- [REQUEST] Copy all of the material below exactly.

┌──

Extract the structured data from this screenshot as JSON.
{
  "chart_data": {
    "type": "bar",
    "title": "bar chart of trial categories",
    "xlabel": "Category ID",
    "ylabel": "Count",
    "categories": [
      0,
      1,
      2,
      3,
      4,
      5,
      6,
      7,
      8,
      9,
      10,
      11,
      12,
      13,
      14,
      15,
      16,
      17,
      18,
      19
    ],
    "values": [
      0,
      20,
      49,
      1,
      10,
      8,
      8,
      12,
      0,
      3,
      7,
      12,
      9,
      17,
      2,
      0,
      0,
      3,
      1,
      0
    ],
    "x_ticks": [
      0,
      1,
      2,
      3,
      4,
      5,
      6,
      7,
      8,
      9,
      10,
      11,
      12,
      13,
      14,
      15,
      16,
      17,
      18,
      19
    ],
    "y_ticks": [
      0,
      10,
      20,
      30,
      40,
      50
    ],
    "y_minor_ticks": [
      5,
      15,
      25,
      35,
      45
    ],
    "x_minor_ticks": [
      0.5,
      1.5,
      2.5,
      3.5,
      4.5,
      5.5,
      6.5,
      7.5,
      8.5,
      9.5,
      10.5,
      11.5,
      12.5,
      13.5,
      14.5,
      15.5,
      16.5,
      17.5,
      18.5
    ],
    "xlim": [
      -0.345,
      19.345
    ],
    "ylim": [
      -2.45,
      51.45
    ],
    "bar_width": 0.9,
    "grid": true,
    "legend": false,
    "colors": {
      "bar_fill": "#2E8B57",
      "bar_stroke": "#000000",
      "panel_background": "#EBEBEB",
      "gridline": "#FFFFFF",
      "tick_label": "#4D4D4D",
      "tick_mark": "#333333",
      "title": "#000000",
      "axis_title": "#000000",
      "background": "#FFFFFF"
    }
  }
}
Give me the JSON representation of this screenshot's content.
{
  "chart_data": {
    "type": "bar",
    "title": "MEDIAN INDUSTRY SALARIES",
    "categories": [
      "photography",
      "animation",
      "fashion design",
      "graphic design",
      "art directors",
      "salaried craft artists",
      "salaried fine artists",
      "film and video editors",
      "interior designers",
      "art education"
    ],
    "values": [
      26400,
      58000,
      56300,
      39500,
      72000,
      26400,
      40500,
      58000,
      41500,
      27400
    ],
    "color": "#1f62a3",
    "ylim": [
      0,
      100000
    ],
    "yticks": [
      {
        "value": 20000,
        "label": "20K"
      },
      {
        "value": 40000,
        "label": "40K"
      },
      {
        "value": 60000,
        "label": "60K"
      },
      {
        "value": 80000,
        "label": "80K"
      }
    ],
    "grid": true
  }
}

└──

- [OUTPUT FOR THIS EXERCISE]
Extract the structured data from this screenshot as JSON.
{
  "chart_data": {
    "type": "bar",
    "title": "bar chart of trial categories",
    "xlabel": "Category ID",
    "ylabel": "Count",
    "categories": [
      0,
      1,
      2,
      3,
      4,
      5,
      6,
      7,
      8,
      9,
      10,
      11,
      12,
      13,
      14,
      15,
      16,
      17,
      18,
      19
    ],
    "values": [
      0,
      20,
      49,
      1,
      10,
      8,
      8,
      12,
      0,
      3,
      7,
      12,
      9,
      17,
      2,
      0,
      0,
      3,
      1,
      0
    ],
    "x_ticks": [
      0,
      1,
      2,
      3,
      4,
      5,
      6,
      7,
      8,
      9,
      10,
      11,
      12,
      13,
      14,
      15,
      16,
      17,
      18,
      19
    ],
    "y_ticks": [
      0,
      10,
      20,
      30,
      40,
      50
    ],
    "y_minor_ticks": [
      5,
      15,
      25,
      35,
      45
    ],
    "x_minor_ticks": [
      0.5,
      1.5,
      2.5,
      3.5,
      4.5,
      5.5,
      6.5,
      7.5,
      8.5,
      9.5,
      10.5,
      11.5,
      12.5,
      13.5,
      14.5,
      15.5,
      16.5,
      17.5,
      18.5
    ],
    "xlim": [
      -0.345,
      19.345
    ],
    "ylim": [
      -2.45,
      51.45
    ],
    "bar_width": 0.9,
    "grid": true,
    "legend": false,
    "colors": {
      "bar_fill": "#2E8B57",
      "bar_stroke": "#000000",
      "panel_background": "#EBEBEB",
      "gridline": "#FFFFFF",
      "tick_label": "#4D4D4D",
      "tick_mark": "#333333",
      "title": "#000000",
      "axis_title": "#000000",
      "background": "#FFFFFF"
    }
  }
}
Give me the JSON representation of this screenshot's content.
{
  "chart_data": {
    "type": "bar",
    "title": "MEDIAN INDUSTRY SALARIES",
    "categories": [
      "photography",
      "animation",
      "fashion design",
      "graphic design",
      "art directors",
      "salaried craft artists",
      "salaried fine artists",
      "film and video editors",
      "interior designers",
      "art education"
    ],
    "values": [
      26400,
      58000,
      56300,
      39500,
      72000,
      26400,
      40500,
      58000,
      41500,
      27400
    ],
    "color": "#1f62a3",
    "ylim": [
      0,
      100000
    ],
    "yticks": [
      {
        "value": 20000,
        "label": "20K"
      },
      {
        "value": 40000,
        "label": "40K"
      },
      {
        "value": 60000,
        "label": "60K"
      },
      {
        "value": 80000,
        "label": "80K"
      }
    ],
    "grid": true
  }
}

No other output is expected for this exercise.